- THE PROBLEM: Write out every record in full, exactly as written, please.

————————

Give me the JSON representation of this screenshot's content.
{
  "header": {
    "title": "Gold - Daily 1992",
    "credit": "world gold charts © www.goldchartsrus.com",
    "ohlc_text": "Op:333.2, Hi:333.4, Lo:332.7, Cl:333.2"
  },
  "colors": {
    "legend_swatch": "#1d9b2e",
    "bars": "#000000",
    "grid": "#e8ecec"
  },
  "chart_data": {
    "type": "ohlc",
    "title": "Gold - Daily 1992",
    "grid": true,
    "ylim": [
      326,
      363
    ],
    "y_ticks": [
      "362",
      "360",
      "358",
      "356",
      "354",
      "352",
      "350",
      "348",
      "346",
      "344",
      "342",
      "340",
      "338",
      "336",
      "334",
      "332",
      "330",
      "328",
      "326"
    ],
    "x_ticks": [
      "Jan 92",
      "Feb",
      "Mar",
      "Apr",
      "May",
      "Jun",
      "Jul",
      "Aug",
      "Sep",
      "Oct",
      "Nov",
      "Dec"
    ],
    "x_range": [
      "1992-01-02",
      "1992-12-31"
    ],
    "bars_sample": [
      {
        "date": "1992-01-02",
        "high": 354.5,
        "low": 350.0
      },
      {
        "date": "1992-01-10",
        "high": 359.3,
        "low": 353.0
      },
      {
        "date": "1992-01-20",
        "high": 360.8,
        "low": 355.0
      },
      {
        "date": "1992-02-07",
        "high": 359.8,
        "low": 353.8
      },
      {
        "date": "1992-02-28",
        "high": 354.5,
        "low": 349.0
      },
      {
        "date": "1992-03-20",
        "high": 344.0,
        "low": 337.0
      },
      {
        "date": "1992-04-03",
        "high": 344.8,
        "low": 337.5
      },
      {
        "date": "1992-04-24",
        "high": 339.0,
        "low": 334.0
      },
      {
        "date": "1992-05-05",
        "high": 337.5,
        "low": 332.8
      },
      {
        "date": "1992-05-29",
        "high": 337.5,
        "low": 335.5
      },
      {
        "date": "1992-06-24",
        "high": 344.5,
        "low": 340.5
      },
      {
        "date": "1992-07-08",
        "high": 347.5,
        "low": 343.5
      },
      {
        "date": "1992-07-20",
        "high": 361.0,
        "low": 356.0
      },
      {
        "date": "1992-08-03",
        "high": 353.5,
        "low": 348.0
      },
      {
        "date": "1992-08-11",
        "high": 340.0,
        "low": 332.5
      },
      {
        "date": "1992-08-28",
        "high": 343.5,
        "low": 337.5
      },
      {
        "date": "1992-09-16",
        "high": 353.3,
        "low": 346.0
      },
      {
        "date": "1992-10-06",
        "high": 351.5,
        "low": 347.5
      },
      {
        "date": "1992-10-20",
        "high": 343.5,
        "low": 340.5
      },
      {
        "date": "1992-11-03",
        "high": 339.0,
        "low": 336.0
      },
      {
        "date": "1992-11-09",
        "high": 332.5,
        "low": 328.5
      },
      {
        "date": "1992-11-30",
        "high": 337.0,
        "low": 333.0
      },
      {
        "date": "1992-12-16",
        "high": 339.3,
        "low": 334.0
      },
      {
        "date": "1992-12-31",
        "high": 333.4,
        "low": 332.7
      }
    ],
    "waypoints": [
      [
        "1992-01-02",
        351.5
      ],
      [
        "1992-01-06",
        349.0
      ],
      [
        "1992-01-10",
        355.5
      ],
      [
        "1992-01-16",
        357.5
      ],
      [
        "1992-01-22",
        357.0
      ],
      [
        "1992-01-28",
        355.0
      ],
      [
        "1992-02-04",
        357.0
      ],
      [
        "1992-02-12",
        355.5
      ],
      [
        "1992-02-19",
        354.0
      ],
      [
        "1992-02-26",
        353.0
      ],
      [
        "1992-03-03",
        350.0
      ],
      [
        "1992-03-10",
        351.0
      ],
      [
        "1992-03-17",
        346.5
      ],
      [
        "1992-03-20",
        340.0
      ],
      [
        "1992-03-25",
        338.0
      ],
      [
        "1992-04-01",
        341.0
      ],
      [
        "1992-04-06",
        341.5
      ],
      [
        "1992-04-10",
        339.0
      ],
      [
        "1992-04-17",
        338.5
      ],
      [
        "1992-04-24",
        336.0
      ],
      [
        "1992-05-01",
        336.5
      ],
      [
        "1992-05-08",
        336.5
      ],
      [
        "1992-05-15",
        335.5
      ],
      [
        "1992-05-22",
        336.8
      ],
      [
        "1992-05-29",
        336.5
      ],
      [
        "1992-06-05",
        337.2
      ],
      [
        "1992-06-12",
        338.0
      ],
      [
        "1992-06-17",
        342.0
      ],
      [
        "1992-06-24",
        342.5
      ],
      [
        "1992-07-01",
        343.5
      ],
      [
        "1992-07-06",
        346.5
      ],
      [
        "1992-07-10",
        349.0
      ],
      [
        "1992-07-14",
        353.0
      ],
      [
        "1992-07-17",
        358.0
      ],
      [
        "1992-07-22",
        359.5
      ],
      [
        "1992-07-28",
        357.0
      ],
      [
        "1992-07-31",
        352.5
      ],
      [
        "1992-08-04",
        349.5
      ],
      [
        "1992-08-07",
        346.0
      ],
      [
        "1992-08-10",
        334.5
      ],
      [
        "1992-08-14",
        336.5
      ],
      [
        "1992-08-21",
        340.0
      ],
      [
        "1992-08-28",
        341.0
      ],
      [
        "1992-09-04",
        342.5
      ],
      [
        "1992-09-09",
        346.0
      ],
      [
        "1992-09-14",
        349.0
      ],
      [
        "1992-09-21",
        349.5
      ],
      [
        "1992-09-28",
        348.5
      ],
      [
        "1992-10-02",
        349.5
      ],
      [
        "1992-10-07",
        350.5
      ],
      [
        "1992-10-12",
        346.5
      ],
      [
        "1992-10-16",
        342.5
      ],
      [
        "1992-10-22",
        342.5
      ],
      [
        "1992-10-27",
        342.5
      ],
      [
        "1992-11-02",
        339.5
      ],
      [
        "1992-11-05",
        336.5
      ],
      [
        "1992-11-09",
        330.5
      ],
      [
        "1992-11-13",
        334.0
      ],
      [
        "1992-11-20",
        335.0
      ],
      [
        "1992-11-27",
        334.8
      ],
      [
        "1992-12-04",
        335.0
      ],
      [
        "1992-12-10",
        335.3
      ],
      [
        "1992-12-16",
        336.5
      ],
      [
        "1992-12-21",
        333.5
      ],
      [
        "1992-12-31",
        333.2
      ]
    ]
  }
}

————————

- SOLUTION TO THIS PROBLEM:
Give me the JSON representation of this screenshot's content.
{
  "header": {
    "title": "Gold - Daily 1992",
    "credit": "world gold charts © www.goldchartsrus.com",
    "ohlc_text": "Op:333.2, Hi:333.4, Lo:332.7, Cl:333.2"
  },
  "colors": {
    "legend_swatch": "#1d9b2e",
    "bars": "#000000",
    "grid": "#e8ecec"
  },
  "chart_data": {
    "type": "ohlc",
    "title": "Gold - Daily 1992",
    "grid": true,
    "ylim": [
      326,
      363
    ],
    "y_ticks": [
      "362",
      "360",
      "358",
      "356",
      "354",
      "352",
      "350",
      "348",
      "346",
      "344",
      "342",
      "340",
      "338",
      "336",
      "334",
      "332",
      "330",
      "328",
      "326"
    ],
    "x_ticks": [
      "Jan 92",
      "Feb",
      "Mar",
      "Apr",
      "May",
      "Jun",
      "Jul",
      "Aug",
      "Sep",
      "Oct",
      "Nov",
      "Dec"
    ],
    "x_range": [
      "1992-01-02",
      "1992-12-31"
    ],
    "bars_sample": [
      {
        "date": "1992-01-02",
        "high": 354.5,
        "low": 350.0
      },
      {
        "date": "1992-01-10",
        "high": 359.3,
        "low": 353.0
      },
      {
        "date": "1992-01-20",
        "high": 360.8,
        "low": 355.0
      },
      {
        "date": "1992-02-07",
        "high": 359.8,
        "low": 353.8
      },
      {
        "date": "1992-02-28",
        "high": 354.5,
        "low": 349.0
      },
      {
        "date": "1992-03-20",
        "high": 344.0,
        "low": 337.0
      },
      {
        "date": "1992-04-03",
        "high": 344.8,
        "low": 337.5
      },
      {
        "date": "1992-04-24",
        "high": 339.0,
        "low": 334.0
      },
      {
        "date": "1992-05-05",
        "high": 337.5,
        "low": 332.8
      },
      {
        "date": "1992-05-29",
        "high": 337.5,
        "low": 335.5
      },
      {
        "date": "1992-06-24",
        "high": 344.5,
        "low": 340.5
      },
      {
        "date": "1992-07-08",
        "high": 347.5,
        "low": 343.5
      },
      {
        "date": "1992-07-20",
        "high": 361.0,
        "low": 356.0
      },
      {
        "date": "1992-08-03",
        "high": 353.5,
        "low": 348.0
      },
      {
        "date": "1992-08-11",
        "high": 340.0,
        "low": 332.5
      },
      {
        "date": "1992-08-28",
        "high": 343.5,
        "low": 337.5
      },
      {
        "date": "1992-09-16",
        "high": 353.3,
        "low": 346.0
      },
      {
        "date": "1992-10-06",
        "high": 351.5,
        "low": 347.5
      },
      {
        "date": "1992-10-20",
        "high": 343.5,
        "low": 340.5
      },
      {
        "date": "1992-11-03",
        "high": 339.0,
        "low": 336.0
      },
      {
        "date": "1992-11-09",
        "high": 332.5,
        "low": 328.5
      },
      {
        "date": "1992-11-30",
        "high": 337.0,
        "low": 333.0
      },
      {
        "date": "1992-12-16",
        "high": 339.3,
        "low": 334.0
      },
      {
        "date": "1992-12-31",
        "high": 333.4,
        "low": 332.7
      }
    ],
    "waypoints": [
      [
        "1992-01-02",
        351.5
      ],
      [
        "1992-01-06",
        349.0
      ],
      [
        "1992-01-10",
        355.5
      ],
      [
        "1992-01-16",
        357.5
      ],
      [
        "1992-01-22",
        357.0
      ],
      [
        "1992-01-28",
        355.0
      ],
      [
        "1992-02-04",
        357.0
      ],
      [
        "1992-02-12",
        355.5
      ],
      [
        "1992-02-19",
        354.0
      ],
      [
        "1992-02-26",
        353.0
      ],
      [
        "1992-03-03",
        350.0
      ],
      [
        "1992-03-10",
        351.0
      ],
      [
        "1992-03-17",
        346.5
      ],
      [
        "1992-03-20",
        340.0
      ],
      [
        "1992-03-25",
        338.0
      ],
      [
        "1992-04-01",
        341.0
      ],
      [
        "1992-04-06",
        341.5
      ],
      [
        "1992-04-10",
        339.0
      ],
      [
        "1992-04-17",
        338.5
      ],
      [
        "1992-04-24",
        336.0
      ],
      [
        "1992-05-01",
        336.5
      ],
      [
        "1992-05-08",
        336.5
      ],
      [
        "1992-05-15",
        335.5
      ],
      [
        "1992-05-22",
        336.8
      ],
      [
        "1992-05-29",
        336.5
      ],
      [
        "1992-06-05",
        337.2
      ],
      [
        "1992-06-12",
        338.0
      ],
      [
        "1992-06-17",
        342.0
      ],
      [
        "1992-06-24",
        342.5
      ],
      [
        "1992-07-01",
        343.5
      ],
      [
        "1992-07-06",
        346.5
      ],
      [
        "1992-07-10",
        349.0
      ],
      [
        "1992-07-14",
        353.0
      ],
      [
        "1992-07-17",
        358.0
      ],
      [
        "1992-07-22",
        359.5
      ],
      [
        "1992-07-28",
        357.0
      ],
      [
        "1992-07-31",
        352.5
      ],
      [
        "1992-08-04",
        349.5
      ],
      [
        "1992-08-07",
        346.0
      ],
      [
        "1992-08-10",
        334.5
      ],
      [
        "1992-08-14",
        336.5
      ],
      [
        "1992-08-21",
        340.0
      ],
      [
        "1992-08-28",
        341.0
      ],
      [
        "1992-09-04",
        342.5
      ],
      [
        "1992-09-09",
        346.0
      ],
      [
        "1992-09-14",
        349.0
      ],
      [
        "1992-09-21",
        349.5
      ],
      [
        "1992-09-28",
        348.5
      ],
      [
        "1992-10-02",
        349.5
      ],
      [
        "1992-10-07",
        350.5
      ],
      [
        "1992-10-12",
        346.5
      ],
      [
        "1992-10-16",
        342.5
      ],
      [
        "1992-10-22",
        342.5
      ],
      [
        "1992-10-27",
        342.5
      ],
      [
        "1992-11-02",
        339.5
      ],
      [
        "1992-11-05",
        336.5
      ],
      [
        "1992-11-09",
        330.5
      ],
      [
        "1992-11-13",
        334.0
      ],
      [
        "1992-11-20",
        335.0
      ],
      [
        "1992-11-27",
        334.8
      ],
      [
        "1992-12-04",
        335.0
      ],
      [
        "1992-12-10",
        335.3
      ],
      [
        "1992-12-16",
        336.5
      ],
      [
        "1992-12-21",
        333.5
      ],
      [
        "1992-12-31",
        333.2
      ]
    ]
  }
}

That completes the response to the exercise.